Reproduce the line that holds "OCR this image." together with all the lines after it up to the end of the entries.
** Start of INPUT MATERIAL **
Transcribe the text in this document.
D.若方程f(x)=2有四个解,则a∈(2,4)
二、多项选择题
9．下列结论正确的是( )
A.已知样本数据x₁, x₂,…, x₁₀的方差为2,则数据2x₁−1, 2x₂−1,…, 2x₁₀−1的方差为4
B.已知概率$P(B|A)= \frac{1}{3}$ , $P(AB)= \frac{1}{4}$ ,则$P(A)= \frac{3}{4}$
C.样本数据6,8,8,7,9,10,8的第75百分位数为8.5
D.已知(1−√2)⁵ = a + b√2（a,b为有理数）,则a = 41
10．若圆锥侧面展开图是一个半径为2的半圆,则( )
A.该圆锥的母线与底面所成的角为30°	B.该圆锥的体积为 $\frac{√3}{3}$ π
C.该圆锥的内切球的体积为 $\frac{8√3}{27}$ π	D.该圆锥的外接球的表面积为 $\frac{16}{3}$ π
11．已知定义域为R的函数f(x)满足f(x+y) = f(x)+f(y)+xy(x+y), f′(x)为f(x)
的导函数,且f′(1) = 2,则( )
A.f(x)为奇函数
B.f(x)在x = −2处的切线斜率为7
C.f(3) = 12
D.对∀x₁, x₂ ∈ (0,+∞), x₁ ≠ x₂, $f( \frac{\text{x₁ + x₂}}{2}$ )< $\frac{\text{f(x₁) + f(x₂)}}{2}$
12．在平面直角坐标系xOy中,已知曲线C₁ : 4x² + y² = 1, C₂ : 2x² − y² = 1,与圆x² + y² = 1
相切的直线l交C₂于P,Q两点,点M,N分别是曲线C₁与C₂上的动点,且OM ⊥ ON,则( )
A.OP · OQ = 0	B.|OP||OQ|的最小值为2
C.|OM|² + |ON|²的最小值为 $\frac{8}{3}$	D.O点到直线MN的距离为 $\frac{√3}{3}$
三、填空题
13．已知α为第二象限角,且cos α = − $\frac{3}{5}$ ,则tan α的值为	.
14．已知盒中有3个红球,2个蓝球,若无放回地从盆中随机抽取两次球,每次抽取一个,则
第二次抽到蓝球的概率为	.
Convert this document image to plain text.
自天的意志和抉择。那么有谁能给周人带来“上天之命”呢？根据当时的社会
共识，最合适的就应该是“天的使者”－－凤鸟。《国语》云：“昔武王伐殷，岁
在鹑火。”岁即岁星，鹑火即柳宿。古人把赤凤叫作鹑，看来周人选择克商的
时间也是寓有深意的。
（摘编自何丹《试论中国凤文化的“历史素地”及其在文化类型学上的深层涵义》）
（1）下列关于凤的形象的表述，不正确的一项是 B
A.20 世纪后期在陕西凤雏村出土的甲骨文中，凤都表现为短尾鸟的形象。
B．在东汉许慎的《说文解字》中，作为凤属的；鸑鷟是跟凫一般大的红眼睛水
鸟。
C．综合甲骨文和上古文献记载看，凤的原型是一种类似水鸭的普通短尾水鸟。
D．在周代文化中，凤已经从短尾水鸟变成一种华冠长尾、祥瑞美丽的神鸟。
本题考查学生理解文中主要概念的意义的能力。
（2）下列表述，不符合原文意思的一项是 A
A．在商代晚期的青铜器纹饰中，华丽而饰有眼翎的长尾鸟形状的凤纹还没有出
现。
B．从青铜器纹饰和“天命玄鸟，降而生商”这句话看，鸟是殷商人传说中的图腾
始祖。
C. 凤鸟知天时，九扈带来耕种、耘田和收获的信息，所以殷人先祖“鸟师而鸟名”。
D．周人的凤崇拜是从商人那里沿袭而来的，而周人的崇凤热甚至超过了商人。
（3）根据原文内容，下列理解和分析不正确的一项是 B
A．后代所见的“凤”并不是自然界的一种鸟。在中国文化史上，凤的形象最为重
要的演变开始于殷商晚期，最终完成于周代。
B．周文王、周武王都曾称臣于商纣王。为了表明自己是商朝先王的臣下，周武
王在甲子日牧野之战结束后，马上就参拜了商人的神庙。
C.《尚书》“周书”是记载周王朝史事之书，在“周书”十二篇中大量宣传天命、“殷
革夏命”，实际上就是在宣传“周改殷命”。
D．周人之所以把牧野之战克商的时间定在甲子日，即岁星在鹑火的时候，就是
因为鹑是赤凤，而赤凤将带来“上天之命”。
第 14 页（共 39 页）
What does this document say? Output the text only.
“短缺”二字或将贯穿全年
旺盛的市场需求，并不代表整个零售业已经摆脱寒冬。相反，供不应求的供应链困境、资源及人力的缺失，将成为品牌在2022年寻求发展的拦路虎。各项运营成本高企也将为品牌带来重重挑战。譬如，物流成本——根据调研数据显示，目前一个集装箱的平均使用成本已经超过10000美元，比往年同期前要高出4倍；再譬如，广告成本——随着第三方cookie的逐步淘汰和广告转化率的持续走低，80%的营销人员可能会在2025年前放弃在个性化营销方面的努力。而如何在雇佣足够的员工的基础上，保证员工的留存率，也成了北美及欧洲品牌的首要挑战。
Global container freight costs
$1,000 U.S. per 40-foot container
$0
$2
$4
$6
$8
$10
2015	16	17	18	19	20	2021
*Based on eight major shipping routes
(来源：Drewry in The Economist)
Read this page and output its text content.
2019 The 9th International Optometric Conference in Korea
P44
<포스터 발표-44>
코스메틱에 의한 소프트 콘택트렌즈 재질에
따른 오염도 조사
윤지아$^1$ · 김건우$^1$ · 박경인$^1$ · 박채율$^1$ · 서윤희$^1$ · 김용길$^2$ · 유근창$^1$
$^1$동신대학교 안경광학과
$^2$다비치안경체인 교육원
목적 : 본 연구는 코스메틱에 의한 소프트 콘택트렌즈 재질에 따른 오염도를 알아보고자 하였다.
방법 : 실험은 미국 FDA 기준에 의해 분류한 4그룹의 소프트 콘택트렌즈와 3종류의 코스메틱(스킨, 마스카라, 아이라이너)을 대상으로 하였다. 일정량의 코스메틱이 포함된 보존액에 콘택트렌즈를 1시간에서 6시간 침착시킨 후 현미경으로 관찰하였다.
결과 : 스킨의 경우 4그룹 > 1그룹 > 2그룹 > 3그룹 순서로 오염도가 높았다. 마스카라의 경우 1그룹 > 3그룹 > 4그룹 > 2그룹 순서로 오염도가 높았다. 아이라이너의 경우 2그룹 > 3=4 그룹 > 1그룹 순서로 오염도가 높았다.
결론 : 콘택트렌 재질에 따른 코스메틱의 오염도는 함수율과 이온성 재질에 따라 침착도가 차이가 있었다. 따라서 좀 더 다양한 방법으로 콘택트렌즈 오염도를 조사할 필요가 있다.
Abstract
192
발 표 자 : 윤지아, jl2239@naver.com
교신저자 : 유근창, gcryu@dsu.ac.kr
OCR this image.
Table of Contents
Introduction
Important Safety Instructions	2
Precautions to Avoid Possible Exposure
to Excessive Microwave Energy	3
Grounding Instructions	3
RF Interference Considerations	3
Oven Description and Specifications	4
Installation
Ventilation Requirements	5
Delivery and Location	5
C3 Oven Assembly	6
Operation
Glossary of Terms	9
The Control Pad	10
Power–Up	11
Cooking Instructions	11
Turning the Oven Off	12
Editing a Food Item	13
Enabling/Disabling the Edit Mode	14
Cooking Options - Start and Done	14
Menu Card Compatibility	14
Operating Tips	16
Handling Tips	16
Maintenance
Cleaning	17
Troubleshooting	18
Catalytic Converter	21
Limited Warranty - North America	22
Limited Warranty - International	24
** End of INPUT MATERIAL **
#### REPLY TO THE EXERCISE:
OCR this image.
Table of Contents
Introduction
Important Safety Instructions	2
Precautions to Avoid Possible Exposure
to Excessive Microwave Energy	3
Grounding Instructions	3
RF Interference Considerations	3
Oven Description and Specifications	4
Installation
Ventilation Requirements	5
Delivery and Location	5
C3 Oven Assembly	6
Operation
Glossary of Terms	9
The Control Pad	10
Power–Up	11
Cooking Instructions	11
Turning the Oven Off	12
Editing a Food Item	13
Enabling/Disabling the Edit Mode	14
Cooking Options - Start and Done	14
Menu Card Compatibility	14
Operating Tips	16
Handling Tips	16
Maintenance
Cleaning	17
Troubleshooting	18
Catalytic Converter	21
Limited Warranty - North America	22
Limited Warranty - International	24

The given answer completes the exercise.